== Requirements ==
Repeat the rows starting at the line with "x-tick-label: 4,0 [767, 593, 789, 612]" and ending with the line with "y-tick-label: 250,0 [54, 97, 93, 116]", both included.

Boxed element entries
"""

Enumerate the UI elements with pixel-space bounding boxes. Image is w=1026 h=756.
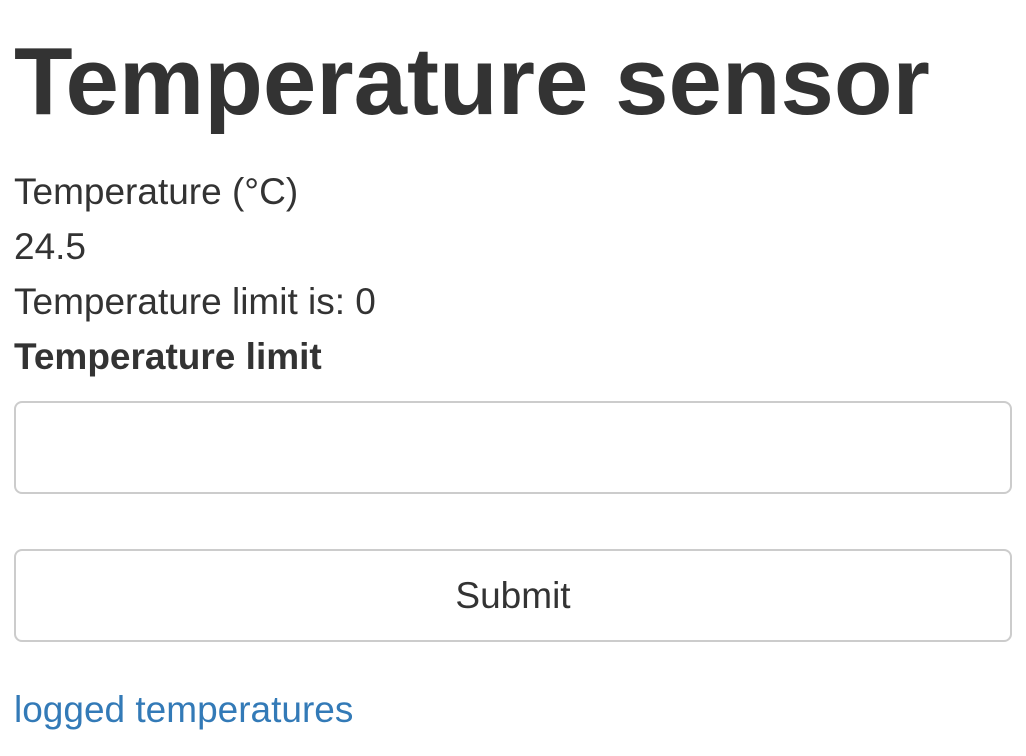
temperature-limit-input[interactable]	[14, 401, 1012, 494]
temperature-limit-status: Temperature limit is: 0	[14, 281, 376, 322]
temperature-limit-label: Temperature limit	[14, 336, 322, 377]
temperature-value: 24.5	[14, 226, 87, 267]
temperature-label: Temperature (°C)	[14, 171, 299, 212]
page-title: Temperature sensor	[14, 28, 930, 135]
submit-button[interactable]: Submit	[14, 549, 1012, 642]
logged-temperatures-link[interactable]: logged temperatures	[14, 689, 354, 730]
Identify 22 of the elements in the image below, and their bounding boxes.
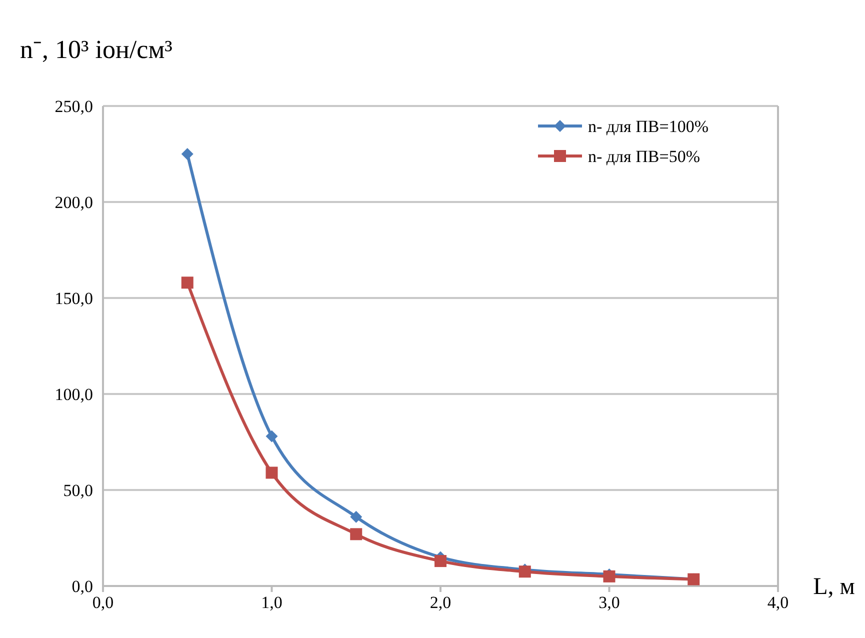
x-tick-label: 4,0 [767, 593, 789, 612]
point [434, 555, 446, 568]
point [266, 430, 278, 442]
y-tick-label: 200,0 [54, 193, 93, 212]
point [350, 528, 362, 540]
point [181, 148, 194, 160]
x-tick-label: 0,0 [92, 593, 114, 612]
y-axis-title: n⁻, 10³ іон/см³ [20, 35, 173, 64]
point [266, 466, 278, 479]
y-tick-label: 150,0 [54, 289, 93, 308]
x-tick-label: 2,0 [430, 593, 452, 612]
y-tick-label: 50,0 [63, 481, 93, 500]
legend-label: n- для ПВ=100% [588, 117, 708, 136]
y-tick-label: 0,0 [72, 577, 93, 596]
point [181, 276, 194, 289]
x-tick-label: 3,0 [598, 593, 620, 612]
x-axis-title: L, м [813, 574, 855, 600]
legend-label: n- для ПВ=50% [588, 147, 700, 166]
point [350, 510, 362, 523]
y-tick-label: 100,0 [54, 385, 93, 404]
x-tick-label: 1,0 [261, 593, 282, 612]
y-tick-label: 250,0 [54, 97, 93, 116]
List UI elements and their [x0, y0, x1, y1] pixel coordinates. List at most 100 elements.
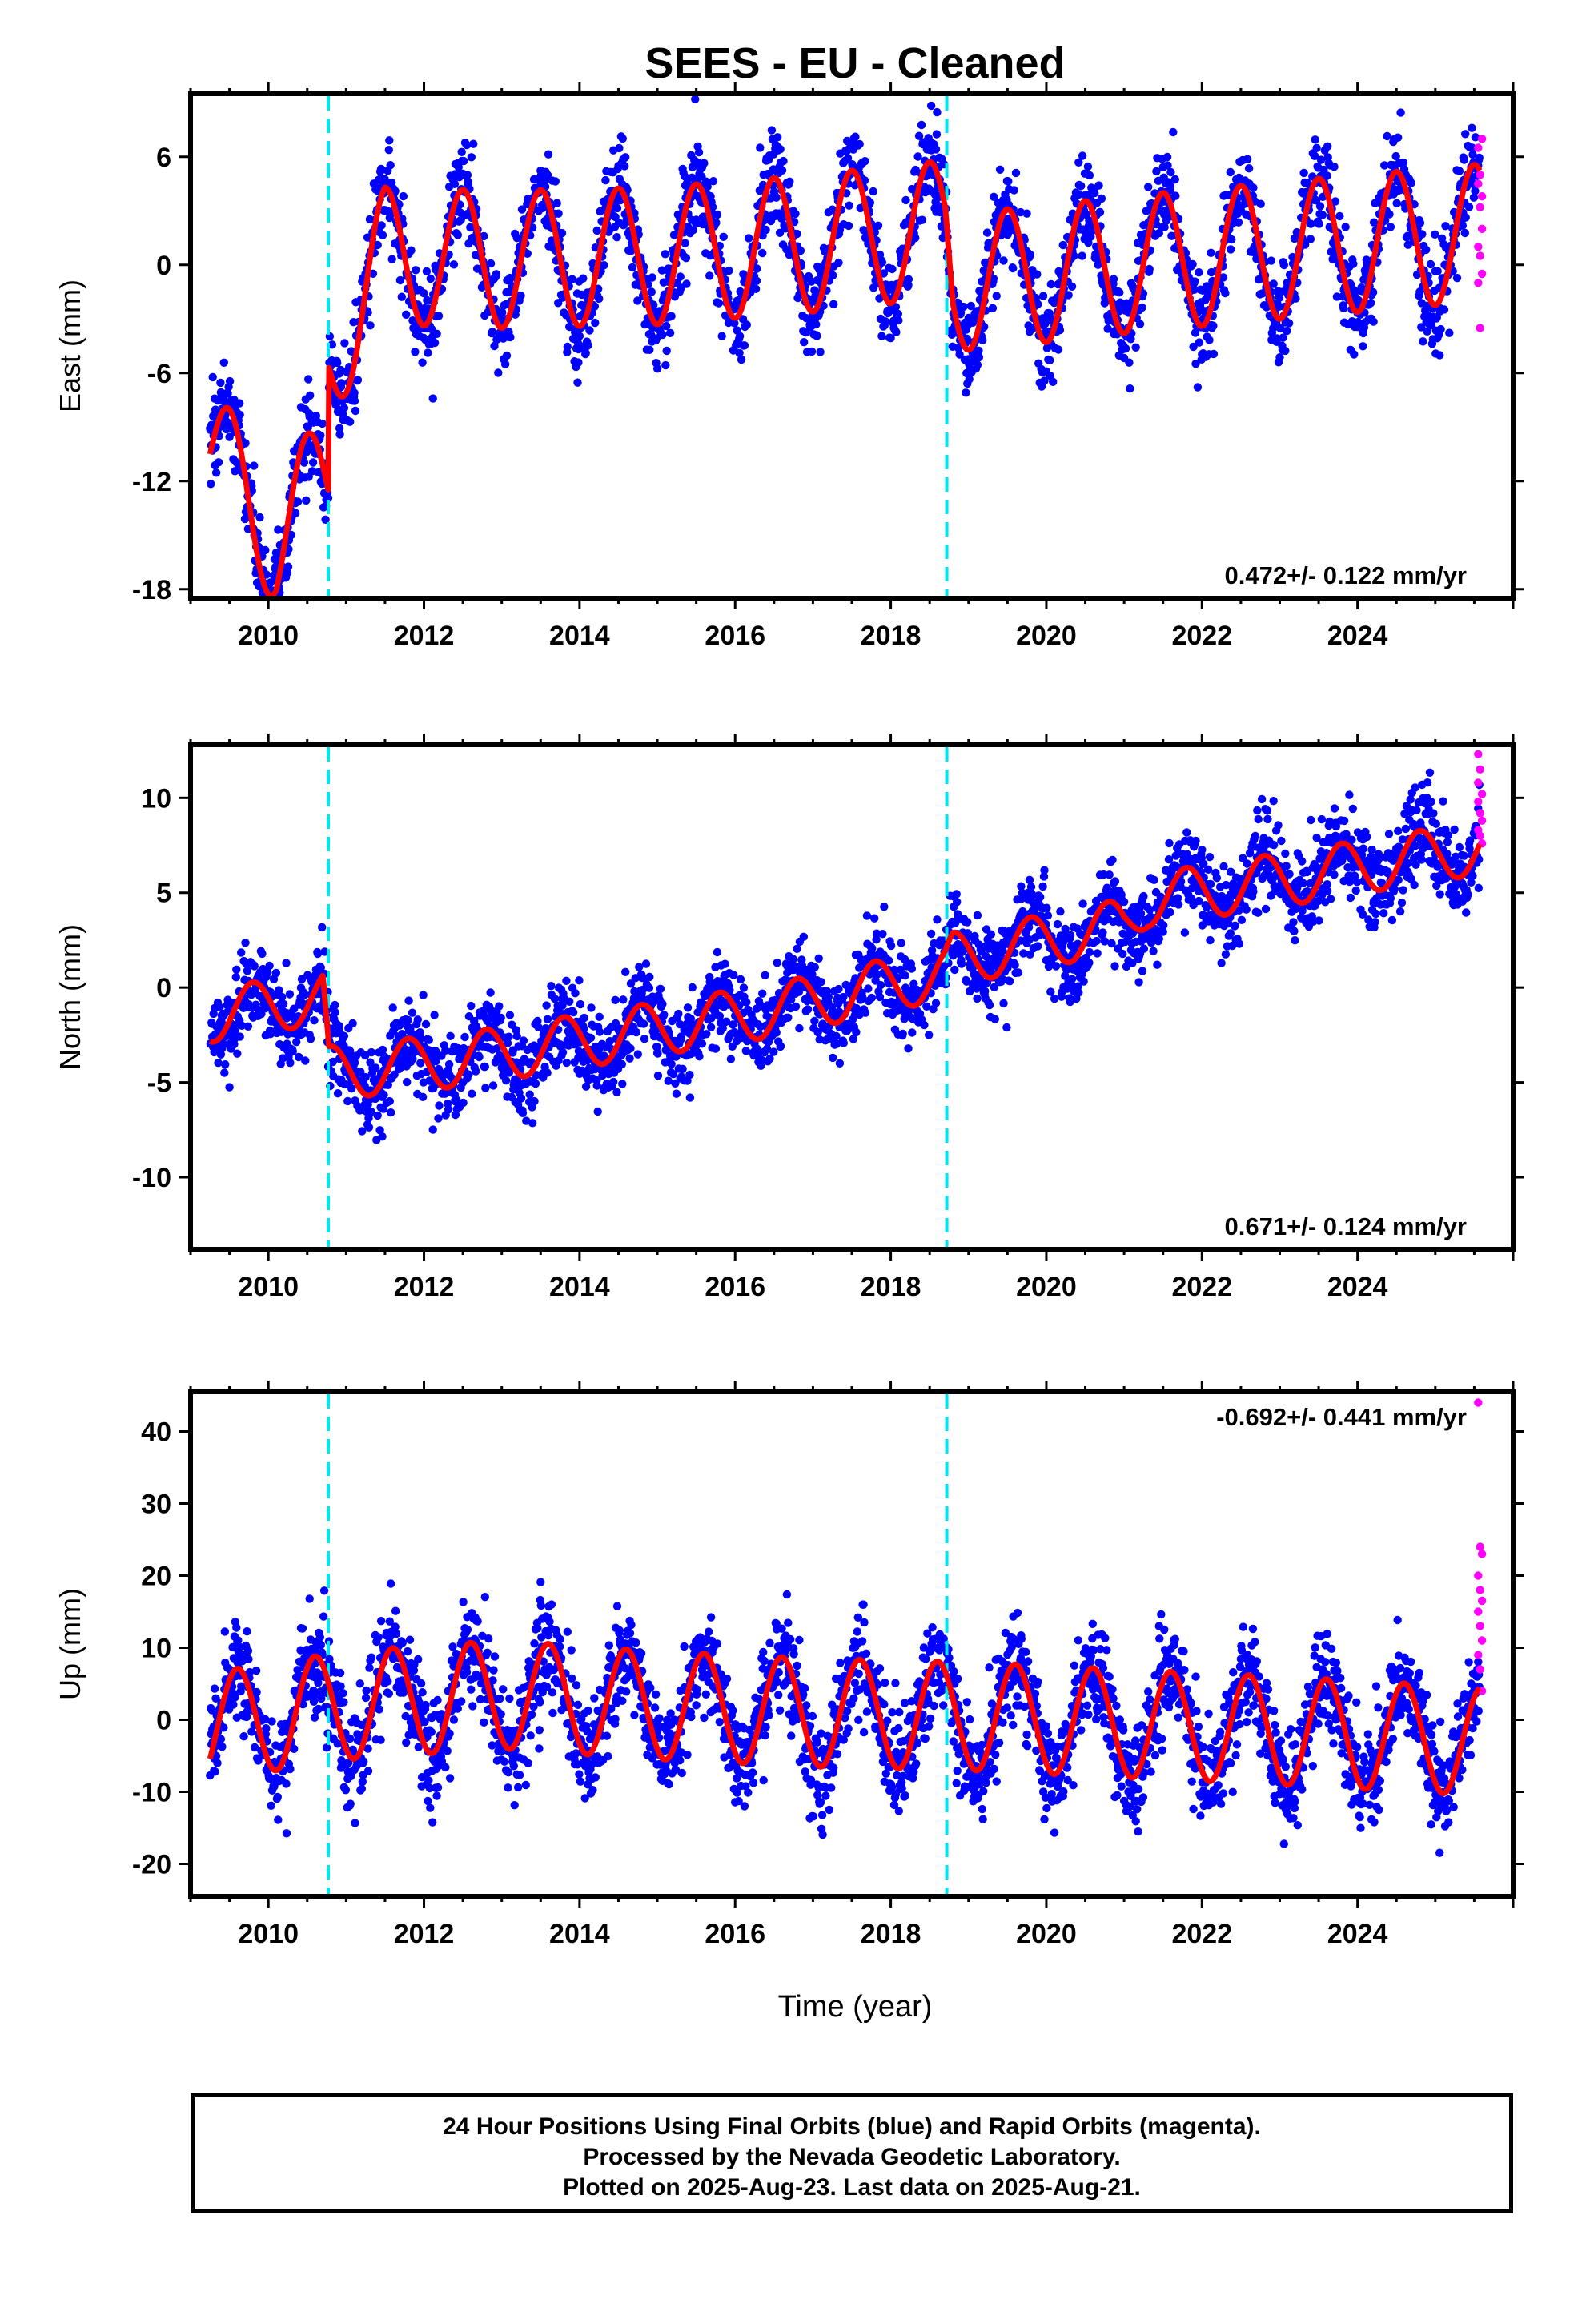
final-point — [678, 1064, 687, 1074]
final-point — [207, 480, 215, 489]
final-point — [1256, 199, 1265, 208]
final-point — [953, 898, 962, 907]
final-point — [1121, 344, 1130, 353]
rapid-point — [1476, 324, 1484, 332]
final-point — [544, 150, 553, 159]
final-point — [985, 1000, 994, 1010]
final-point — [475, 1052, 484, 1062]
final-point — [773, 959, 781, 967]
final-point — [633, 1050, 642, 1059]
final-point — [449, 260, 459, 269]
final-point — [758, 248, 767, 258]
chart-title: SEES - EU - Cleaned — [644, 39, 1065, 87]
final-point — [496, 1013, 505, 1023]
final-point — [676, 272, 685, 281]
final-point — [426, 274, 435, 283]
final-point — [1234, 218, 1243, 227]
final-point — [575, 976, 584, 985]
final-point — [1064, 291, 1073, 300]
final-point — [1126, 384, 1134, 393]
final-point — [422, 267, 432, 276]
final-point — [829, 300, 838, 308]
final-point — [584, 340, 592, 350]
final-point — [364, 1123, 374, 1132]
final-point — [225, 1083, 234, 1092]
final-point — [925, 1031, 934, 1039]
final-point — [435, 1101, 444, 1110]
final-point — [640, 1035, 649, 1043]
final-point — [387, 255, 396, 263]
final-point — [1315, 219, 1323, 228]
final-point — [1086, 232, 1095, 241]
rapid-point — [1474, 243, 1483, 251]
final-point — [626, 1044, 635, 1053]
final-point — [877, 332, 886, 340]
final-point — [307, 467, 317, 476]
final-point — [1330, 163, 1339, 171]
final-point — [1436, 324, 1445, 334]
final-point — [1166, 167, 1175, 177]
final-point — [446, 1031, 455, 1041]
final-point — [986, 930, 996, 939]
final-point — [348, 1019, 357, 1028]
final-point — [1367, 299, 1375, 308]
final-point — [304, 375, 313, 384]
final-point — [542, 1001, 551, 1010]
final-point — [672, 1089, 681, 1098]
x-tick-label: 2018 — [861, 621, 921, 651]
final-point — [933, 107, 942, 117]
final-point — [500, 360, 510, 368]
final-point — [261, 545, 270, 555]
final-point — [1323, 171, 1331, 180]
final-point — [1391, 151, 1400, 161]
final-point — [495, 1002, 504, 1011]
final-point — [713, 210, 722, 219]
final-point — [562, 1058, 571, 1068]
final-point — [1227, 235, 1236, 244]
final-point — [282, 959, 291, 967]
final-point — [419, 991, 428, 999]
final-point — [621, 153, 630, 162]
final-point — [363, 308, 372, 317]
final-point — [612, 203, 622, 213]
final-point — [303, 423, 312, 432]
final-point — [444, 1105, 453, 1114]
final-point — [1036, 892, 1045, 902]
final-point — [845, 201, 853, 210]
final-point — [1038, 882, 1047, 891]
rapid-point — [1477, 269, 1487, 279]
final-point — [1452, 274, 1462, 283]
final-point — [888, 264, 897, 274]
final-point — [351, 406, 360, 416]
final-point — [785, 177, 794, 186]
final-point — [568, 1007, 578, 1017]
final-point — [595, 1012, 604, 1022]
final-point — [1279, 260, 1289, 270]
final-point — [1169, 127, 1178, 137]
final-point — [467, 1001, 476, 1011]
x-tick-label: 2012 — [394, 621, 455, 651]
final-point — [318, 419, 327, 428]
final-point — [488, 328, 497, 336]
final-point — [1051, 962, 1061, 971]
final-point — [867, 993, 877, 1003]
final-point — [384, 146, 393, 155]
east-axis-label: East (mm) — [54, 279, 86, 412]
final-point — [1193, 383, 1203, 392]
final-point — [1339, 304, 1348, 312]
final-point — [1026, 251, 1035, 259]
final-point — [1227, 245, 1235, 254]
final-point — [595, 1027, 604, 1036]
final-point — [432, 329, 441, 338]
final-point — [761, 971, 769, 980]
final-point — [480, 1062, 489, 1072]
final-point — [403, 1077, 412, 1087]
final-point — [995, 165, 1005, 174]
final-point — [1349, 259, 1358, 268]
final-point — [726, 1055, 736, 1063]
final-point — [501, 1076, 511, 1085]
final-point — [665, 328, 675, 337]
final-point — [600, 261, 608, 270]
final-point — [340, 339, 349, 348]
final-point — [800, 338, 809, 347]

"""

== Result below ==
x-tick-label: 4,0 [767, 593, 789, 612]
point [434, 555, 446, 568]
point [266, 430, 278, 442]
y-tick-label: 200,0 [54, 193, 93, 212]
point [350, 528, 362, 540]
point [181, 148, 194, 160]
x-tick-label: 0,0 [92, 593, 114, 612]
y-axis-title: n⁻, 10³ іон/см³ [20, 35, 173, 64]
point [266, 466, 278, 479]
y-tick-label: 150,0 [54, 289, 93, 308]
x-tick-label: 2,0 [430, 593, 452, 612]
y-tick-label: 50,0 [63, 481, 93, 500]
legend-label: n- для ПВ=100% [588, 117, 708, 136]
y-tick-label: 0,0 [72, 577, 93, 596]
point [181, 276, 194, 289]
x-tick-label: 3,0 [598, 593, 620, 612]
x-axis-title: L, м [813, 574, 855, 600]
legend-label: n- для ПВ=50% [588, 147, 700, 166]
point [350, 510, 362, 523]
y-tick-label: 100,0 [54, 385, 93, 404]
x-tick-label: 1,0 [261, 593, 282, 612]
y-tick-label: 250,0 [54, 97, 93, 116]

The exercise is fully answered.